##### Data records #####

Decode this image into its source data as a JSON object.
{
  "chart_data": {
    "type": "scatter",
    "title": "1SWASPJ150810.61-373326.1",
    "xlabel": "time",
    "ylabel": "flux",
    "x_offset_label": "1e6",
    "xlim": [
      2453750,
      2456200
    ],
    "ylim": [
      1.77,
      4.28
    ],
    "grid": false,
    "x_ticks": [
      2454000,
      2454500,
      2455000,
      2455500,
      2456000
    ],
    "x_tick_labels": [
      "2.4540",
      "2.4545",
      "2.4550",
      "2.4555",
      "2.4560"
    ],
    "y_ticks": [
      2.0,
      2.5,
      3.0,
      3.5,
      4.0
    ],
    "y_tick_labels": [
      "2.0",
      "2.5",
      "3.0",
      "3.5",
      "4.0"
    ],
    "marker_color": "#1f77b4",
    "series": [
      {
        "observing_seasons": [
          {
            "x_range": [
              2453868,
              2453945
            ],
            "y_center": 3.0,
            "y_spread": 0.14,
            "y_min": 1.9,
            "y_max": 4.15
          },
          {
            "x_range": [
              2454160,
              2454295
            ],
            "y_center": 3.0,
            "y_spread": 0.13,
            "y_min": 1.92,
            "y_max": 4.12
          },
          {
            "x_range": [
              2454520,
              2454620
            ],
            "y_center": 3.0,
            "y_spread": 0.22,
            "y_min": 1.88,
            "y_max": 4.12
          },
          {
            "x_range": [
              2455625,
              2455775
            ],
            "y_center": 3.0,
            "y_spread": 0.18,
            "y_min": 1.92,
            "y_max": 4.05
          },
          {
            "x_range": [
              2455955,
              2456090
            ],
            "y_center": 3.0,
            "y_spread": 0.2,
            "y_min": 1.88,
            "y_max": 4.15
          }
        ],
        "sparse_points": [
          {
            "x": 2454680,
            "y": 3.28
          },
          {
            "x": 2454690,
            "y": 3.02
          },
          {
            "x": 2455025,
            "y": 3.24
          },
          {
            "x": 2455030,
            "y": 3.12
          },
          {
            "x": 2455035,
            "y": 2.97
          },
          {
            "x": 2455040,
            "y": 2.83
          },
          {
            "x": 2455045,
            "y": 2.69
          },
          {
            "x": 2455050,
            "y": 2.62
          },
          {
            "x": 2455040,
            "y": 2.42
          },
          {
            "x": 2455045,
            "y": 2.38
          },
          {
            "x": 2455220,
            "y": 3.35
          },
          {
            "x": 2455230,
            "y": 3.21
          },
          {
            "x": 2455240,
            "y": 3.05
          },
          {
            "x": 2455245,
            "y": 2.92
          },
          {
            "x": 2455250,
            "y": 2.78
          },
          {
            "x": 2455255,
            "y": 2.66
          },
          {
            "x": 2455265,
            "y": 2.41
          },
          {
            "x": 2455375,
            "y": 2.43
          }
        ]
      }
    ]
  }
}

#####

What you should do: Repeat each record in full; every line must match exactly.

Response for this exercise:
Decode this image into its source data as a JSON object.
{
  "chart_data": {
    "type": "scatter",
    "title": "1SWASPJ150810.61-373326.1",
    "xlabel": "time",
    "ylabel": "flux",
    "x_offset_label": "1e6",
    "xlim": [
      2453750,
      2456200
    ],
    "ylim": [
      1.77,
      4.28
    ],
    "grid": false,
    "x_ticks": [
      2454000,
      2454500,
      2455000,
      2455500,
      2456000
    ],
    "x_tick_labels": [
      "2.4540",
      "2.4545",
      "2.4550",
      "2.4555",
      "2.4560"
    ],
    "y_ticks": [
      2.0,
      2.5,
      3.0,
      3.5,
      4.0
    ],
    "y_tick_labels": [
      "2.0",
      "2.5",
      "3.0",
      "3.5",
      "4.0"
    ],
    "marker_color": "#1f77b4",
    "series": [
      {
        "observing_seasons": [
          {
            "x_range": [
              2453868,
              2453945
            ],
            "y_center": 3.0,
            "y_spread": 0.14,
            "y_min": 1.9,
            "y_max": 4.15
          },
          {
            "x_range": [
              2454160,
              2454295
            ],
            "y_center": 3.0,
            "y_spread": 0.13,
            "y_min": 1.92,
            "y_max": 4.12
          },
          {
            "x_range": [
              2454520,
              2454620
            ],
            "y_center": 3.0,
            "y_spread": 0.22,
            "y_min": 1.88,
            "y_max": 4.12
          },
          {
            "x_range": [
              2455625,
              2455775
            ],
            "y_center": 3.0,
            "y_spread": 0.18,
            "y_min": 1.92,
            "y_max": 4.05
          },
          {
            "x_range": [
              2455955,
              2456090
            ],
            "y_center": 3.0,
            "y_spread": 0.2,
            "y_min": 1.88,
            "y_max": 4.15
          }
        ],
        "sparse_points": [
          {
            "x": 2454680,
            "y": 3.28
          },
          {
            "x": 2454690,
            "y": 3.02
          },
          {
            "x": 2455025,
            "y": 3.24
          },
          {
            "x": 2455030,
            "y": 3.12
          },
          {
            "x": 2455035,
            "y": 2.97
          },
          {
            "x": 2455040,
            "y": 2.83
          },
          {
            "x": 2455045,
            "y": 2.69
          },
          {
            "x": 2455050,
            "y": 2.62
          },
          {
            "x": 2455040,
            "y": 2.42
          },
          {
            "x": 2455045,
            "y": 2.38
          },
          {
            "x": 2455220,
            "y": 3.35
          },
          {
            "x": 2455230,
            "y": 3.21
          },
          {
            "x": 2455240,
            "y": 3.05
          },
          {
            "x": 2455245,
            "y": 2.92
          },
          {
            "x": 2455250,
            "y": 2.78
          },
          {
            "x": 2455255,
            "y": 2.66
          },
          {
            "x": 2455265,
            "y": 2.41
          },
          {
            "x": 2455375,
            "y": 2.43
          }
        ]
      }
    ]
  }
}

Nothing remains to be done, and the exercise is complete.